## Exercise
Return the listing below word for word.

## Record extracts
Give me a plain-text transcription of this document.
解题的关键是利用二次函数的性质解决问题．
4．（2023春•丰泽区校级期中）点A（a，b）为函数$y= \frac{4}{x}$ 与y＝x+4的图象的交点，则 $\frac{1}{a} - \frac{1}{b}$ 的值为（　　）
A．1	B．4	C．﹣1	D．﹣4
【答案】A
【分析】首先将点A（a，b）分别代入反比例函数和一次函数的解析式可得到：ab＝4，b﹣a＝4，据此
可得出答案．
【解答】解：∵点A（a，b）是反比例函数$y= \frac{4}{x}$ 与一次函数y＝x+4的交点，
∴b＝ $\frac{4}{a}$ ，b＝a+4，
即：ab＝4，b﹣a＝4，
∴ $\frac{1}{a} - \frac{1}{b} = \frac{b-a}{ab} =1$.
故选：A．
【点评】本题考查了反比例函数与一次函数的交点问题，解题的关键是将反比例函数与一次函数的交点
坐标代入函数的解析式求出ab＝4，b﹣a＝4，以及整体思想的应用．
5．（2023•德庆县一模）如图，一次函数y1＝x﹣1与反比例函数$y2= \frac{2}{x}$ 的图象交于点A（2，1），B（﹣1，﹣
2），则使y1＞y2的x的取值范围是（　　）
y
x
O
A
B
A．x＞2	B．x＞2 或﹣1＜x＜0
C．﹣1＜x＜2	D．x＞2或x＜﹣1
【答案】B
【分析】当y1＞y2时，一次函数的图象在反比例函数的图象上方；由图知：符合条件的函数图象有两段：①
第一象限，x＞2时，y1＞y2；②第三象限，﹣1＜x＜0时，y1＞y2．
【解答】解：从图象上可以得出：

## Solution to this problem
Give me a plain-text transcription of this document.
解题的关键是利用二次函数的性质解决问题．
4．（2023春•丰泽区校级期中）点A（a，b）为函数$y= \frac{4}{x}$ 与y＝x+4的图象的交点，则 $\frac{1}{a} - \frac{1}{b}$ 的值为（　　）
A．1	B．4	C．﹣1	D．﹣4
【答案】A
【分析】首先将点A（a，b）分别代入反比例函数和一次函数的解析式可得到：ab＝4，b﹣a＝4，据此
可得出答案．
【解答】解：∵点A（a，b）是反比例函数$y= \frac{4}{x}$ 与一次函数y＝x+4的交点，
∴b＝ $\frac{4}{a}$ ，b＝a+4，
即：ab＝4，b﹣a＝4，
∴ $\frac{1}{a} - \frac{1}{b} = \frac{b-a}{ab} =1$.
故选：A．
【点评】本题考查了反比例函数与一次函数的交点问题，解题的关键是将反比例函数与一次函数的交点
坐标代入函数的解析式求出ab＝4，b﹣a＝4，以及整体思想的应用．
5．（2023•德庆县一模）如图，一次函数y1＝x﹣1与反比例函数$y2= \frac{2}{x}$ 的图象交于点A（2，1），B（﹣1，﹣
2），则使y1＞y2的x的取值范围是（　　）
y
x
O
A
B
A．x＞2	B．x＞2 或﹣1＜x＜0
C．﹣1＜x＜2	D．x＞2或x＜﹣1
【答案】B
【分析】当y1＞y2时，一次函数的图象在反比例函数的图象上方；由图知：符合条件的函数图象有两段：①
第一象限，x＞2时，y1＞y2；②第三象限，﹣1＜x＜0时，y1＞y2．
【解答】解：从图象上可以得出：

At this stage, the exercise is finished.